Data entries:
▼▼▼
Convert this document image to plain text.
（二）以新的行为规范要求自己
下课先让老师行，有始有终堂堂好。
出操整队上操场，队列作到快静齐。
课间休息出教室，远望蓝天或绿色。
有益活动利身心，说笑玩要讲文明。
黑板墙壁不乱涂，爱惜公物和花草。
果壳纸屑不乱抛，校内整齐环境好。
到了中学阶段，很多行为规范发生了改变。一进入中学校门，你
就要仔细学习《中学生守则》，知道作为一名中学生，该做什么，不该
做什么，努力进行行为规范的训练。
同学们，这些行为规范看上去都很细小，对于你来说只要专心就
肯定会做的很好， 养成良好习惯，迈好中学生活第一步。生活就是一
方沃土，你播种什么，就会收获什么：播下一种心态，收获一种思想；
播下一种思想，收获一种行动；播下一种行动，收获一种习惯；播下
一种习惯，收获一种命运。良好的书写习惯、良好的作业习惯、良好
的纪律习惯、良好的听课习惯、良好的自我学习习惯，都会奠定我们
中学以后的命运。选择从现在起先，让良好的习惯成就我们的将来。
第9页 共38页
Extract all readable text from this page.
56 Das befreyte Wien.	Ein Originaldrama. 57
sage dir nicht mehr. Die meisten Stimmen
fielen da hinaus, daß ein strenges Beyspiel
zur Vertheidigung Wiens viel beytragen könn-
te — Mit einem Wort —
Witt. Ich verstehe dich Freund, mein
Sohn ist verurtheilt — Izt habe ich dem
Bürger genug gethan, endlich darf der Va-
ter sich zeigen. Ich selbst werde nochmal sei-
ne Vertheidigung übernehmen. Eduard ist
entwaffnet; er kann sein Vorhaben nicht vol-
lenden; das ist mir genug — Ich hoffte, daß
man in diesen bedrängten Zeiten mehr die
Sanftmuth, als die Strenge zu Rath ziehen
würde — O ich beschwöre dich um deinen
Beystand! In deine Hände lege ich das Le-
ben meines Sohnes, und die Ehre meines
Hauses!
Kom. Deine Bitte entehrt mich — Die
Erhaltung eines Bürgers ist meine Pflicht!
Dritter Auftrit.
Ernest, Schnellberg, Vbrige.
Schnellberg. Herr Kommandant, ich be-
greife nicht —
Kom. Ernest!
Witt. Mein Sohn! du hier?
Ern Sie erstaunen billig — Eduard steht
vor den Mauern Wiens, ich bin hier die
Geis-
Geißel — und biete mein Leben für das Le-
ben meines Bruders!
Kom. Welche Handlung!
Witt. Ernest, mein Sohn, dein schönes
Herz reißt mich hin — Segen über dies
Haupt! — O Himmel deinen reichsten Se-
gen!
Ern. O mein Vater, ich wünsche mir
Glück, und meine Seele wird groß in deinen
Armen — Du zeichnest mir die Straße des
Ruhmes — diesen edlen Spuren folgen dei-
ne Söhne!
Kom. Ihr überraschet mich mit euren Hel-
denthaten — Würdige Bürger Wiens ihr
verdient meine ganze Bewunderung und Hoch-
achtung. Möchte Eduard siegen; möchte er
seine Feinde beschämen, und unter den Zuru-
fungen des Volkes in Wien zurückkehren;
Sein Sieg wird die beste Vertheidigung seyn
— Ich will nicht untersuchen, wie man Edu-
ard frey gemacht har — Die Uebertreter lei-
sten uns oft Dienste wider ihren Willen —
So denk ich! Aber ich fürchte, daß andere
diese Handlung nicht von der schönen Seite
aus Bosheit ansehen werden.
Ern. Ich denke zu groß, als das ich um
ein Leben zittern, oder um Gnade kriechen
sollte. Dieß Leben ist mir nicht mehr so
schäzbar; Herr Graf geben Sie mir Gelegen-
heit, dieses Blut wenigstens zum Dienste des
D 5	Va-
▲▲▲
Work to do:
Repeat every line of the records above exactly.

The result:
Convert this document image to plain text.
（二）以新的行为规范要求自己
下课先让老师行，有始有终堂堂好。
出操整队上操场，队列作到快静齐。
课间休息出教室，远望蓝天或绿色。
有益活动利身心，说笑玩要讲文明。
黑板墙壁不乱涂，爱惜公物和花草。
果壳纸屑不乱抛，校内整齐环境好。
到了中学阶段，很多行为规范发生了改变。一进入中学校门，你
就要仔细学习《中学生守则》，知道作为一名中学生，该做什么，不该
做什么，努力进行行为规范的训练。
同学们，这些行为规范看上去都很细小，对于你来说只要专心就
肯定会做的很好， 养成良好习惯，迈好中学生活第一步。生活就是一
方沃土，你播种什么，就会收获什么：播下一种心态，收获一种思想；
播下一种思想，收获一种行动；播下一种行动，收获一种习惯；播下
一种习惯，收获一种命运。良好的书写习惯、良好的作业习惯、良好
的纪律习惯、良好的听课习惯、良好的自我学习习惯，都会奠定我们
中学以后的命运。选择从现在起先，让良好的习惯成就我们的将来。
第9页 共38页
Extract all readable text from this page.
56 Das befreyte Wien.	Ein Originaldrama. 57
sage dir nicht mehr. Die meisten Stimmen
fielen da hinaus, daß ein strenges Beyspiel
zur Vertheidigung Wiens viel beytragen könn-
te — Mit einem Wort —
Witt. Ich verstehe dich Freund, mein
Sohn ist verurtheilt — Izt habe ich dem
Bürger genug gethan, endlich darf der Va-
ter sich zeigen. Ich selbst werde nochmal sei-
ne Vertheidigung übernehmen. Eduard ist
entwaffnet; er kann sein Vorhaben nicht vol-
lenden; das ist mir genug — Ich hoffte, daß
man in diesen bedrängten Zeiten mehr die
Sanftmuth, als die Strenge zu Rath ziehen
würde — O ich beschwöre dich um deinen
Beystand! In deine Hände lege ich das Le-
ben meines Sohnes, und die Ehre meines
Hauses!
Kom. Deine Bitte entehrt mich — Die
Erhaltung eines Bürgers ist meine Pflicht!
Dritter Auftrit.
Ernest, Schnellberg, Vbrige.
Schnellberg. Herr Kommandant, ich be-
greife nicht —
Kom. Ernest!
Witt. Mein Sohn! du hier?
Ern Sie erstaunen billig — Eduard steht
vor den Mauern Wiens, ich bin hier die
Geis-
Geißel — und biete mein Leben für das Le-
ben meines Bruders!
Kom. Welche Handlung!
Witt. Ernest, mein Sohn, dein schönes
Herz reißt mich hin — Segen über dies
Haupt! — O Himmel deinen reichsten Se-
gen!
Ern. O mein Vater, ich wünsche mir
Glück, und meine Seele wird groß in deinen
Armen — Du zeichnest mir die Straße des
Ruhmes — diesen edlen Spuren folgen dei-
ne Söhne!
Kom. Ihr überraschet mich mit euren Hel-
denthaten — Würdige Bürger Wiens ihr
verdient meine ganze Bewunderung und Hoch-
achtung. Möchte Eduard siegen; möchte er
seine Feinde beschämen, und unter den Zuru-
fungen des Volkes in Wien zurückkehren;
Sein Sieg wird die beste Vertheidigung seyn
— Ich will nicht untersuchen, wie man Edu-
ard frey gemacht har — Die Uebertreter lei-
sten uns oft Dienste wider ihren Willen —
So denk ich! Aber ich fürchte, daß andere
diese Handlung nicht von der schönen Seite
aus Bosheit ansehen werden.
Ern. Ich denke zu groß, als das ich um
ein Leben zittern, oder um Gnade kriechen
sollte. Dieß Leben ist mir nicht mehr so
schäzbar; Herr Graf geben Sie mir Gelegen-
heit, dieses Blut wenigstens zum Dienste des
D 5	Va-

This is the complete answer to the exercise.